(Data items)
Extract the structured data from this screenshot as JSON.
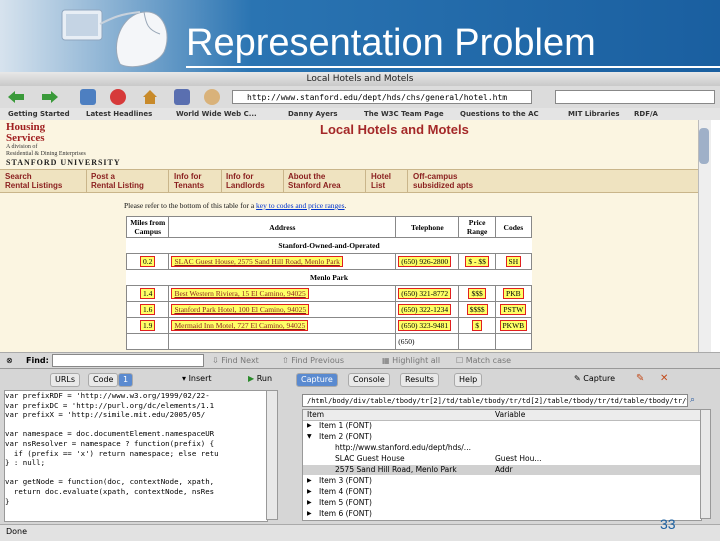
{
  "slide": {
    "title": "Representation Problem",
    "number": "33"
  },
  "browser": {
    "window_title": "Local Hotels and Motels",
    "url": "http://www.stanford.edu/dept/hds/chs/general/hotel.htm",
    "bookmarks": [
      "Getting Started",
      "Latest Headlines",
      "World Wide Web C...",
      "Danny Ayers",
      "The W3C Team Page",
      "Questions to the AC",
      "MIT Libraries",
      "RDF/A"
    ],
    "status": "Done"
  },
  "page": {
    "logo": {
      "name_line1": "Housing",
      "name_line2": "Services",
      "division": "A division of\nResidential & Dining Enterprises",
      "university": "STANFORD UNIVERSITY"
    },
    "heading": "Local Hotels and Motels",
    "nav": [
      {
        "line1": "Search",
        "line2": "Rental Listings"
      },
      {
        "line1": "Post a",
        "line2": "Rental Listing"
      },
      {
        "line1": "Info for",
        "line2": "Tenants"
      },
      {
        "line1": "Info for",
        "line2": "Landlords"
      },
      {
        "line1": "About the",
        "line2": "Stanford Area"
      },
      {
        "line1": "Hotel",
        "line2": "List"
      },
      {
        "line1": "Off-campus",
        "line2": "subsidized apts"
      }
    ],
    "notice_prefix": "Please refer to the bottom of this table for a ",
    "notice_link": "key to codes and price ranges",
    "notice_suffix": ".",
    "table": {
      "headers": [
        "Miles from Campus",
        "Address",
        "Telephone",
        "Price Range",
        "Codes"
      ],
      "sections": [
        {
          "name": "Stanford-Owned-and-Operated",
          "rows": [
            {
              "miles": "0.2",
              "address": "SLAC Guest House, 2575 Sand Hill Road, Menlo Park",
              "phone": "(650) 926-2800",
              "price": "$ - $$",
              "codes": "SH"
            }
          ]
        },
        {
          "name": "Menlo Park",
          "rows": [
            {
              "miles": "1.4",
              "address": "Best Western Riviera, 15 El Camino, 94025",
              "phone": "(650) 321-8772",
              "price": "$$$",
              "codes": "PKB"
            },
            {
              "miles": "1.6",
              "address": "Stanford Park Hotel, 100 El Camino, 94025",
              "phone": "(650) 322-1234",
              "price": "$$$$",
              "codes": "PSTW"
            },
            {
              "miles": "1.9",
              "address": "Mermaid Inn Motel, 727 El Camino, 94025",
              "phone": "(650) 323-9481",
              "price": "$",
              "codes": "PKWB"
            }
          ]
        }
      ],
      "partial_row_phone": "(650)"
    }
  },
  "findbar": {
    "label": "Find:",
    "next": "Find Next",
    "previous": "Find Previous",
    "highlight": "Highlight all",
    "match_case": "Match case"
  },
  "panel": {
    "left_tabs": [
      "URLs",
      "Code",
      "1"
    ],
    "insert_label": "Insert",
    "run_label": "Run",
    "code_lines": [
      "var prefixRDF = 'http://www.w3.org/1999/02/22-",
      "var prefixDC = 'http://purl.org/dc/elements/1.1",
      "var prefixX = 'http://simile.mit.edu/2005/05/",
      "",
      "var namespace = doc.documentElement.namespaceUR",
      "var nsResolver = namespace ? function(prefix) {",
      "  if (prefix == 'x') return namespace; else retu",
      "} : null;",
      "",
      "var getNode = function(doc, contextNode, xpath,",
      "  return doc.evaluate(xpath, contextNode, nsRes",
      "}"
    ],
    "right_tabs": [
      "Capture",
      "Console",
      "Results",
      "Help"
    ],
    "capture_label": "Capture",
    "xpath": "/html/body/div/table/tbody/tr[2]/td/table/tbody/tr/td[2]/table/tbody/tr/td/table/tbody/tr/td/",
    "columns": [
      "Item",
      "Variable"
    ],
    "items": [
      {
        "label": "Item 1 (FONT)",
        "variable": "",
        "expander": "▶"
      },
      {
        "label": "Item 2 (FONT)",
        "variable": "",
        "expander": "▼"
      },
      {
        "label": "http://www.stanford.edu/dept/hds/...",
        "variable": "",
        "expander": ""
      },
      {
        "label": "SLAC Guest House",
        "variable": "Guest Hou...",
        "expander": ""
      },
      {
        "label": "2575 Sand Hill Road, Menlo Park",
        "variable": "Addr",
        "expander": ""
      },
      {
        "label": "Item 3 (FONT)",
        "variable": "",
        "expander": "▶"
      },
      {
        "label": "Item 4 (FONT)",
        "variable": "",
        "expander": "▶"
      },
      {
        "label": "Item 5 (FONT)",
        "variable": "",
        "expander": "▶"
      },
      {
        "label": "Item 6 (FONT)",
        "variable": "",
        "expander": "▶"
      }
    ]
  },
  "colors": {
    "header_blue": "#1a5fa0",
    "page_bg": "#fbf5e1",
    "heading_red": "#a42828",
    "highlight": "#ffff66"
  }
}
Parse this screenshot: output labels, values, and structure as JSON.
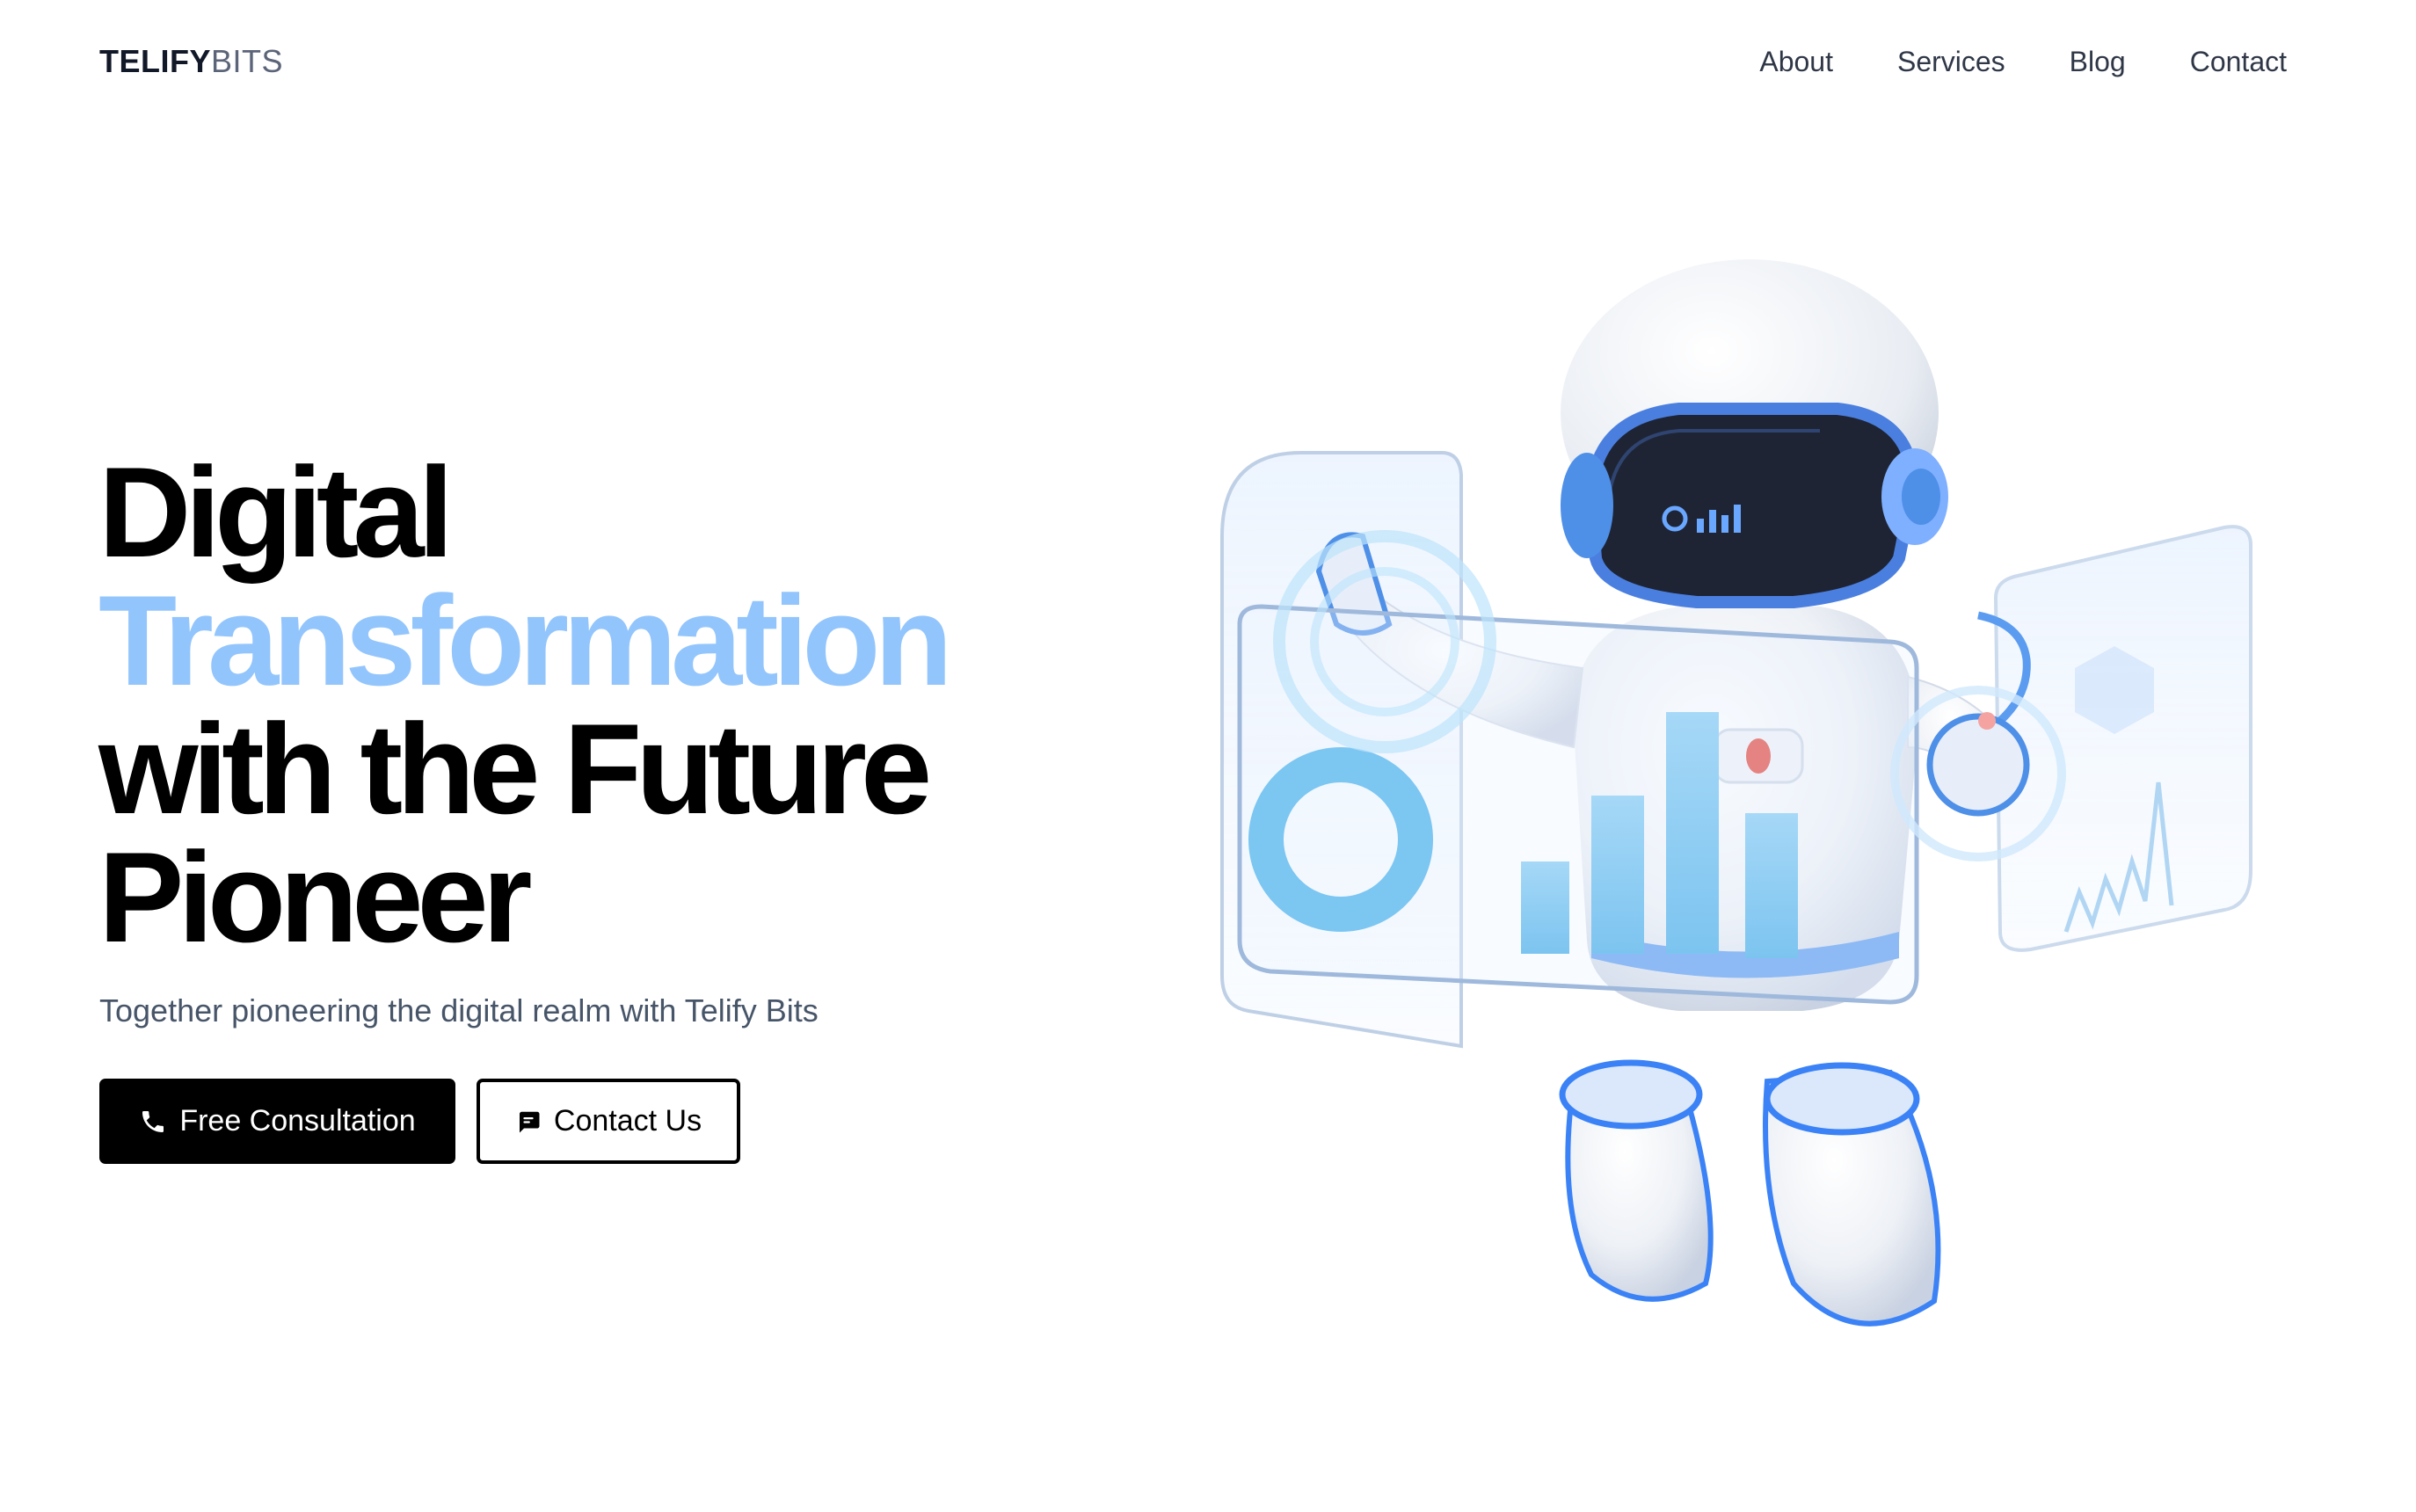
{
  "header": {
    "logo_bold": "TELIFY",
    "logo_light": "BITS",
    "nav": [
      {
        "label": "About"
      },
      {
        "label": "Services"
      },
      {
        "label": "Blog"
      },
      {
        "label": "Contact"
      }
    ]
  },
  "hero": {
    "title_line1": "Digital",
    "title_line2": "Transformation",
    "title_line3": "with the Future",
    "title_line4": "Pioneer",
    "subtitle": "Together pioneering the digital realm with Telify Bits",
    "primary_button": {
      "label": "Free Consultation",
      "icon": "phone-icon"
    },
    "secondary_button": {
      "label": "Contact Us",
      "icon": "chat-icon"
    }
  },
  "colors": {
    "accent": "#93c5fd",
    "primary_button_bg": "#000000",
    "text_muted": "#475569",
    "illustration_blue": "#3b82f6"
  },
  "illustration": {
    "icon": "astronaut-robot-illustration"
  }
}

Task prompt => Please transcribe the material above exactly as written. Leave the pictures out.

Result =>
Extract the structured data from this screenshot as JSON.
{
  "slide": {
    "title": "Representation Problem",
    "number": "33"
  },
  "browser": {
    "window_title": "Local Hotels and Motels",
    "url": "http://www.stanford.edu/dept/hds/chs/general/hotel.htm",
    "bookmarks": [
      "Getting Started",
      "Latest Headlines",
      "World Wide Web C...",
      "Danny Ayers",
      "The W3C Team Page",
      "Questions to the AC",
      "MIT Libraries",
      "RDF/A"
    ],
    "status": "Done"
  },
  "page": {
    "logo": {
      "name_line1": "Housing",
      "name_line2": "Services",
      "division": "A division of\nResidential & Dining Enterprises",
      "university": "STANFORD UNIVERSITY"
    },
    "heading": "Local Hotels and Motels",
    "nav": [
      {
        "line1": "Search",
        "line2": "Rental Listings"
      },
      {
        "line1": "Post a",
        "line2": "Rental Listing"
      },
      {
        "line1": "Info for",
        "line2": "Tenants"
      },
      {
        "line1": "Info for",
        "line2": "Landlords"
      },
      {
        "line1": "About the",
        "line2": "Stanford Area"
      },
      {
        "line1": "Hotel",
        "line2": "List"
      },
      {
        "line1": "Off-campus",
        "line2": "subsidized apts"
      }
    ],
    "notice_prefix": "Please refer to the bottom of this table for a ",
    "notice_link": "key to codes and price ranges",
    "notice_suffix": ".",
    "table": {
      "headers": [
        "Miles from Campus",
        "Address",
        "Telephone",
        "Price Range",
        "Codes"
      ],
      "sections": [
        {
          "name": "Stanford-Owned-and-Operated",
          "rows": [
            {
              "miles": "0.2",
              "address": "SLAC Guest House, 2575 Sand Hill Road, Menlo Park",
              "phone": "(650) 926-2800",
              "price": "$ - $$",
              "codes": "SH"
            }
          ]
        },
        {
          "name": "Menlo Park",
          "rows": [
            {
              "miles": "1.4",
              "address": "Best Western Riviera, 15 El Camino, 94025",
              "phone": "(650) 321-8772",
              "price": "$$$",
              "codes": "PKB"
            },
            {
              "miles": "1.6",
              "address": "Stanford Park Hotel, 100 El Camino, 94025",
              "phone": "(650) 322-1234",
              "price": "$$$$",
              "codes": "PSTW"
            },
            {
              "miles": "1.9",
              "address": "Mermaid Inn Motel, 727 El Camino, 94025",
              "phone": "(650) 323-9481",
              "price": "$",
              "codes": "PKWB"
            }
          ]
        }
      ],
      "partial_row_phone": "(650)"
    }
  },
  "findbar": {
    "label": "Find:",
    "next": "Find Next",
    "previous": "Find Previous",
    "highlight": "Highlight all",
    "match_case": "Match case"
  },
  "panel": {
    "left_tabs": [
      "URLs",
      "Code",
      "1"
    ],
    "insert_label": "Insert",
    "run_label": "Run",
    "code_lines": [
      "var prefixRDF = 'http://www.w3.org/1999/02/22-",
      "var prefixDC = 'http://purl.org/dc/elements/1.1",
      "var prefixX = 'http://simile.mit.edu/2005/05/",
      "",
      "var namespace = doc.documentElement.namespaceUR",
      "var nsResolver = namespace ? function(prefix) {",
      "  if (prefix == 'x') return namespace; else retu",
      "} : null;",
      "",
      "var getNode = function(doc, contextNode, xpath,",
      "  return doc.evaluate(xpath, contextNode, nsRes",
      "}"
    ],
    "right_tabs": [
      "Capture",
      "Console",
      "Results",
      "Help"
    ],
    "capture_label": "Capture",
    "xpath": "/html/body/div/table/tbody/tr[2]/td/table/tbody/tr/td[2]/table/tbody/tr/td/table/tbody/tr/td/",
    "columns": [
      "Item",
      "Variable"
    ],
    "items": [
      {
        "label": "Item 1 (FONT)",
        "variable": "",
        "expander": "▶"
      },
      {
        "label": "Item 2 (FONT)",
        "variable": "",
        "expander": "▼"
      },
      {
        "label": "http://www.stanford.edu/dept/hds/...",
        "variable": "",
        "expander": ""
      },
      {
        "label": "SLAC Guest House",
        "variable": "Guest Hou...",
        "expander": ""
      },
      {
        "label": "2575 Sand Hill Road, Menlo Park",
        "variable": "Addr",
        "expander": ""
      },
      {
        "label": "Item 3 (FONT)",
        "variable": "",
        "expander": "▶"
      },
      {
        "label": "Item 4 (FONT)",
        "variable": "",
        "expander": "▶"
      },
      {
        "label": "Item 5 (FONT)",
        "variable": "",
        "expander": "▶"
      },
      {
        "label": "Item 6 (FONT)",
        "variable": "",
        "expander": "▶"
      }
    ]
  },
  "colors": {
    "header_blue": "#1a5fa0",
    "page_bg": "#fbf5e1",
    "heading_red": "#a42828",
    "highlight": "#ffff66"
  }
}
Parse this screenshot: output labels, values, and structure as JSON.
{
  "header": {
    "logo_bold": "TELIFY",
    "logo_light": "BITS",
    "nav": [
      {
        "label": "About"
      },
      {
        "label": "Services"
      },
      {
        "label": "Blog"
      },
      {
        "label": "Contact"
      }
    ]
  },
  "hero": {
    "title_line1": "Digital",
    "title_line2": "Transformation",
    "title_line3": "with the Future",
    "title_line4": "Pioneer",
    "subtitle": "Together pioneering the digital realm with Telify Bits",
    "primary_button": {
      "label": "Free Consultation",
      "icon": "phone-icon"
    },
    "secondary_button": {
      "label": "Contact Us",
      "icon": "chat-icon"
    }
  },
  "colors": {
    "accent": "#93c5fd",
    "primary_button_bg": "#000000",
    "text_muted": "#475569",
    "illustration_blue": "#3b82f6"
  },
  "illustration": {
    "icon": "astronaut-robot-illustration"
  }
}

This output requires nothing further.